Work through the data below line by line and say how many lines hold "value"; give only the number.

>>>>

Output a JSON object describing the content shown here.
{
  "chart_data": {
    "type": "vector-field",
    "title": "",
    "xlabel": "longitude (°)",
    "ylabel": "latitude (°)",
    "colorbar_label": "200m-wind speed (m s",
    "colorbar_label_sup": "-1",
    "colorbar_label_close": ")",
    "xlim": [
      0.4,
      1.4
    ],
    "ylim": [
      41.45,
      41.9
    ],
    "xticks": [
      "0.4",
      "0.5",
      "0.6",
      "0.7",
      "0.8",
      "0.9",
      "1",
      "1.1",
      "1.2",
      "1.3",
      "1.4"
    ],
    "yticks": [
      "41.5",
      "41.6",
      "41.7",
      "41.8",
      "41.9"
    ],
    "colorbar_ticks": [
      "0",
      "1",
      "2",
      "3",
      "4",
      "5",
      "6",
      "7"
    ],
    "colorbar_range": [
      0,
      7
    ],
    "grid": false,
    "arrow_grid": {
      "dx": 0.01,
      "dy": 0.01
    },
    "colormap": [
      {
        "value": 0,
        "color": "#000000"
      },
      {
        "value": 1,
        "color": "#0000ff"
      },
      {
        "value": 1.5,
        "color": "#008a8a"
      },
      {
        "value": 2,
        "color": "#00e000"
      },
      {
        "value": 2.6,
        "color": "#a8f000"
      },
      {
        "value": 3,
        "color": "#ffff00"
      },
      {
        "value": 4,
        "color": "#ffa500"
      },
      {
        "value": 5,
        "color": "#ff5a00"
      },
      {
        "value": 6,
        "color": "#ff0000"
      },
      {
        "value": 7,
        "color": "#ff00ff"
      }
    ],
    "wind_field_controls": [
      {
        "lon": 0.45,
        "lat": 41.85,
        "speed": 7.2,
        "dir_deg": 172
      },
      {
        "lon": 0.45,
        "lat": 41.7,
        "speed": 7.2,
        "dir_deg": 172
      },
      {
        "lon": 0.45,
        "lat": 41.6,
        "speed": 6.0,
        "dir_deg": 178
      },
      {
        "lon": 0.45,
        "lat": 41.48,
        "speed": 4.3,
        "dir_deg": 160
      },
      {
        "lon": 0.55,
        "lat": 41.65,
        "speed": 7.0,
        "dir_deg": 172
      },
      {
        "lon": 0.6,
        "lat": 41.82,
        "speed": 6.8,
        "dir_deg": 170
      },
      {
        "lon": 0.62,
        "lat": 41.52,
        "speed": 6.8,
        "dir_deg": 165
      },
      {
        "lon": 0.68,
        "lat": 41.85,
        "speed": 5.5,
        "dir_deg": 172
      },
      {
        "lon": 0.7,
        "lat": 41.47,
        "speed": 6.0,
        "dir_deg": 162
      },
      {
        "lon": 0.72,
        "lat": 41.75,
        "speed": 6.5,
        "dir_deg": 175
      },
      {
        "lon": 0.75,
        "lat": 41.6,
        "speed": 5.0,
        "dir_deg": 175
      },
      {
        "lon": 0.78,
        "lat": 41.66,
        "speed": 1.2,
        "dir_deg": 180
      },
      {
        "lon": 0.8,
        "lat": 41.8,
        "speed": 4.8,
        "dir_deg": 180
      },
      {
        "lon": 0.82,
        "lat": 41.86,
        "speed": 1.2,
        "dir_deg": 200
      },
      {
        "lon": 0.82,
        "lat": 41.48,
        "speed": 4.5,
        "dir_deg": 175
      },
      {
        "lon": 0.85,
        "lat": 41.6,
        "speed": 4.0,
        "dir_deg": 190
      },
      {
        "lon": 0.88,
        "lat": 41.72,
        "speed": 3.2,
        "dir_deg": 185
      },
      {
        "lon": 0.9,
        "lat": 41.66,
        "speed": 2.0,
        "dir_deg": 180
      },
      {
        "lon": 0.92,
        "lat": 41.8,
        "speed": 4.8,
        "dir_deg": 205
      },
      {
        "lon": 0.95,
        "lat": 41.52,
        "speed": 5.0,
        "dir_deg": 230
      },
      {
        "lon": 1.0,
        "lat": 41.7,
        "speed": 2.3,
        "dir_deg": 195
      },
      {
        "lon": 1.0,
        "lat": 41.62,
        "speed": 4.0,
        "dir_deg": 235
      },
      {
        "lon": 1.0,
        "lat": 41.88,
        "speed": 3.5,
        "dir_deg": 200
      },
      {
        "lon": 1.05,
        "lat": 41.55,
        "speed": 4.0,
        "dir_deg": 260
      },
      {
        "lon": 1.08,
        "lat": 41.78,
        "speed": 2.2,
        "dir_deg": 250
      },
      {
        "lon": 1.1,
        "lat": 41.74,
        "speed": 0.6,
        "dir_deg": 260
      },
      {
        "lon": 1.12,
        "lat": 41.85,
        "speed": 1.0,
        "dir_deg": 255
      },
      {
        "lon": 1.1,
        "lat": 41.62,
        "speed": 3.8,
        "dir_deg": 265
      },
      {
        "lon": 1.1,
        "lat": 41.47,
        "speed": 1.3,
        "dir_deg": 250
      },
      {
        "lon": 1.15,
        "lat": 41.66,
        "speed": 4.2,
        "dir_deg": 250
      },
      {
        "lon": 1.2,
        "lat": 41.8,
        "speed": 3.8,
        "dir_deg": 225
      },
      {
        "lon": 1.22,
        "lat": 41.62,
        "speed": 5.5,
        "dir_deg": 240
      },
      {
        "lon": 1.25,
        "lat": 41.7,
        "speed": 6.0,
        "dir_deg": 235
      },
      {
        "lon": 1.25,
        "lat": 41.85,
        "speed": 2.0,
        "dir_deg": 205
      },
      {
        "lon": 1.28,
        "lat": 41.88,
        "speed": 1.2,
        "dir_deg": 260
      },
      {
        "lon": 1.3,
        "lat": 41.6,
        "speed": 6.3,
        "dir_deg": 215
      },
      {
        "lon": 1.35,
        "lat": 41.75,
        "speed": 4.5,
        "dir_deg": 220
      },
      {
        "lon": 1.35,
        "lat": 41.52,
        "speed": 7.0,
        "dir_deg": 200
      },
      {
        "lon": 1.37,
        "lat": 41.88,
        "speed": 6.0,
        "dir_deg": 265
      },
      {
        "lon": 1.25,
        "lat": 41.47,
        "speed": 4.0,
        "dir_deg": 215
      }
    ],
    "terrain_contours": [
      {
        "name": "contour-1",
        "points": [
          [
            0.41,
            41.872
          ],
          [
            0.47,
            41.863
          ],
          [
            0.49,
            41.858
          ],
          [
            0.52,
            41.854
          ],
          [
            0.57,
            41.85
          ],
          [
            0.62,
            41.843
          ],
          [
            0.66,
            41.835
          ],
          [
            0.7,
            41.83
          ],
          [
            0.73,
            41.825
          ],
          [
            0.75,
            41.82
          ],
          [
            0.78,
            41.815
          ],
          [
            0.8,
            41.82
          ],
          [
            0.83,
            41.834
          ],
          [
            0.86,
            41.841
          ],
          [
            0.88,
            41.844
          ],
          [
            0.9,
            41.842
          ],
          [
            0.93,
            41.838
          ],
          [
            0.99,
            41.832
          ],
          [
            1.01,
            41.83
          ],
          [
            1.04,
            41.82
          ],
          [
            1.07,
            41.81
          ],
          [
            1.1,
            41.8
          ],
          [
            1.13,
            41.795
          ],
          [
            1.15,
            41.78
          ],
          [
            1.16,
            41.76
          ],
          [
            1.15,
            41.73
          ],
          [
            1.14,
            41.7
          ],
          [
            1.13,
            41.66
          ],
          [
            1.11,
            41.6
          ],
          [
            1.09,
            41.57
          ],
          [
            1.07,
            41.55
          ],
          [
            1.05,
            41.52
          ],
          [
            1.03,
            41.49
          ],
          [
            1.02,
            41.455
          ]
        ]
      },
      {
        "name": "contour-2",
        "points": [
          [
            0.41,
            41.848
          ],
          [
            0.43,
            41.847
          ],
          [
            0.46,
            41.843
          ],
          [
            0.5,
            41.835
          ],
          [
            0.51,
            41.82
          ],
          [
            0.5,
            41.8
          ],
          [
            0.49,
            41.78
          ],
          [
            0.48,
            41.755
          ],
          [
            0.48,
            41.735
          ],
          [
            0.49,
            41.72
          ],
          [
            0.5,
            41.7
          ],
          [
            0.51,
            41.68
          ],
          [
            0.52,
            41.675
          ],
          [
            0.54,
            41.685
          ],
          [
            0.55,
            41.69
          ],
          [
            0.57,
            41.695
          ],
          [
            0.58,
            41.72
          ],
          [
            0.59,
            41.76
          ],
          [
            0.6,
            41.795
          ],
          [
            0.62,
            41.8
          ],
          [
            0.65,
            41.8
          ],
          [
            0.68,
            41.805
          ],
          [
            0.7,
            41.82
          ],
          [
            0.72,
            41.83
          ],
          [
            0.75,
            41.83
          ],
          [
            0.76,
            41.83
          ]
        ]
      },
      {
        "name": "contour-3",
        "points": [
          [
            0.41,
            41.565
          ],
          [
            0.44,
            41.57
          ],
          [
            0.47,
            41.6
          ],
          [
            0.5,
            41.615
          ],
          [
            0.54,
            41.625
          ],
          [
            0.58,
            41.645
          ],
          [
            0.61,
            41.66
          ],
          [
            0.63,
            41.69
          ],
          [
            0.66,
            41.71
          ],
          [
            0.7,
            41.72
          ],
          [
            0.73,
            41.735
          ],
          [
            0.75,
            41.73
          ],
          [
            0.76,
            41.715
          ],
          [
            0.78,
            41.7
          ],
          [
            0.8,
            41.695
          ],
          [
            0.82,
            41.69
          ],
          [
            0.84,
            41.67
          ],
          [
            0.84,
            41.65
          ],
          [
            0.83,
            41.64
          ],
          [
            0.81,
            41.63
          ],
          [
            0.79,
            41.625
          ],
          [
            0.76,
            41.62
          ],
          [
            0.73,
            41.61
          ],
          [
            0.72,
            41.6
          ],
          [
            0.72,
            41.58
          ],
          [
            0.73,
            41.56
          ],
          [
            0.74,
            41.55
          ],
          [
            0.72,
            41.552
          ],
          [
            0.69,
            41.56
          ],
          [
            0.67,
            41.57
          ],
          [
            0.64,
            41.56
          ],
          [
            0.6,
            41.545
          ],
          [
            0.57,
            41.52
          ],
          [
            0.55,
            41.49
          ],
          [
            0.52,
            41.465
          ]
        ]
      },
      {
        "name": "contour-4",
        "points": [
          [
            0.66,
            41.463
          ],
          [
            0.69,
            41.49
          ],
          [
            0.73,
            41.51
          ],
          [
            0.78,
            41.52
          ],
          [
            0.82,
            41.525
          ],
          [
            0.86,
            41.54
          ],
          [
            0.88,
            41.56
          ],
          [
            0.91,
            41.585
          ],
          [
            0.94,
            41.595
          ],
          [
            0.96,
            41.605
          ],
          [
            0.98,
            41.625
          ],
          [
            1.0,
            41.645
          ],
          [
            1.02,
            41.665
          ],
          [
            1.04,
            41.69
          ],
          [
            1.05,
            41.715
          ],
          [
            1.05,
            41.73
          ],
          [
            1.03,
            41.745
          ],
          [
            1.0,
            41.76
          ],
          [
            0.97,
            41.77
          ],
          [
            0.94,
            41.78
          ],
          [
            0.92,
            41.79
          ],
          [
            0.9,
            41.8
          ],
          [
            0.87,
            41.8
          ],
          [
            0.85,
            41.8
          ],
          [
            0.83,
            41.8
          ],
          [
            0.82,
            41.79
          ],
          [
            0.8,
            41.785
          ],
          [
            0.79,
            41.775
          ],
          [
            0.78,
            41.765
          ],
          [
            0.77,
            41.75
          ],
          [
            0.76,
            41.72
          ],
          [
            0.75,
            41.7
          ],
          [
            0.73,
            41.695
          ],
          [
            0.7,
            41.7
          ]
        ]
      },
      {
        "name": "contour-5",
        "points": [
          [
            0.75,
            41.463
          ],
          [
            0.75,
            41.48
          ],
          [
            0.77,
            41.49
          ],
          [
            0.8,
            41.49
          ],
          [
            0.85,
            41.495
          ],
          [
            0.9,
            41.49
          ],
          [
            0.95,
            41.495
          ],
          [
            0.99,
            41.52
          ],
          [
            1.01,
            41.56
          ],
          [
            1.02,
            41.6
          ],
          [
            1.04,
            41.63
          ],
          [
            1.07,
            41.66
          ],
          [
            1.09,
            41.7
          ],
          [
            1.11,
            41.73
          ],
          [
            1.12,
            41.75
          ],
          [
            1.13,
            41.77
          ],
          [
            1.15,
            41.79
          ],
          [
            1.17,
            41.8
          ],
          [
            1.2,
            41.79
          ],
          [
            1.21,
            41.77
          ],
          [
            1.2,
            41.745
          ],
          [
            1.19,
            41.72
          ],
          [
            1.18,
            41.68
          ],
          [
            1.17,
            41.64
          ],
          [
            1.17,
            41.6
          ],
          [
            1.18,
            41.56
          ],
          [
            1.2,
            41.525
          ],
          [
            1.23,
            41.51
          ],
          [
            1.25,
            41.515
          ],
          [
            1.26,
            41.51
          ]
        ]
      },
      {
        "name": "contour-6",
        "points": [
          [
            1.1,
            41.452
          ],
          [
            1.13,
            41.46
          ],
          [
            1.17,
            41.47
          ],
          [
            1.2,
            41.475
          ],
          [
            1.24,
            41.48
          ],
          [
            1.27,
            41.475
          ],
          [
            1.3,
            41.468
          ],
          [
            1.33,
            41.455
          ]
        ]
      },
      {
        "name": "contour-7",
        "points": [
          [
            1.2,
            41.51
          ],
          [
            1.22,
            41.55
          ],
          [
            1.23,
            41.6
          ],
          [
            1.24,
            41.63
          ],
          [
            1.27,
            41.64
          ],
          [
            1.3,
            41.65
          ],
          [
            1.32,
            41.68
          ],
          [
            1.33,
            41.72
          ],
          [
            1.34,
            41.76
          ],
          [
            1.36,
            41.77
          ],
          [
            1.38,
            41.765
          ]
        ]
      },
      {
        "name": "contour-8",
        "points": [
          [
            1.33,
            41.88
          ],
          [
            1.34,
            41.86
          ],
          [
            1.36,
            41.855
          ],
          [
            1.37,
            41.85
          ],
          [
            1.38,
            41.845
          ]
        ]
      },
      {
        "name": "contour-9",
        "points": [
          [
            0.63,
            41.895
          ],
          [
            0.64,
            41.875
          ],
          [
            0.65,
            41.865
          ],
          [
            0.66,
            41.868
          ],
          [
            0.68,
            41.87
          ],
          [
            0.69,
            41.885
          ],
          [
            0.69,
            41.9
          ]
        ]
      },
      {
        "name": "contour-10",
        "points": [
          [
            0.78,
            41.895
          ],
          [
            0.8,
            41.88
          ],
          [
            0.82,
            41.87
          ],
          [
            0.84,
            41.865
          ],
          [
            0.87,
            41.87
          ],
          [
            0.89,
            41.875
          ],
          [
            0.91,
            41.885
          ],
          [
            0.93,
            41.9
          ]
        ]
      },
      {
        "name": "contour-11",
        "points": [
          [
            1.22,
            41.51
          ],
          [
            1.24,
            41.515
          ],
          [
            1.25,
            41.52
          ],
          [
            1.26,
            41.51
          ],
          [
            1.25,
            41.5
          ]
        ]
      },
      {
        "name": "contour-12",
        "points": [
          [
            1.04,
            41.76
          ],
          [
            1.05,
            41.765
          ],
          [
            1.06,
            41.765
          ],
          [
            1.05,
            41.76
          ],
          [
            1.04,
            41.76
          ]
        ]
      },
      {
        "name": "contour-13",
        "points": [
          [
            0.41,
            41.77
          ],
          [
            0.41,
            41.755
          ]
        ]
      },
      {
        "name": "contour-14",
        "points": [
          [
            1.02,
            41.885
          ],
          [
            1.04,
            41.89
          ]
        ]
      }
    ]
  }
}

<<<<

**Exercise solution:** 10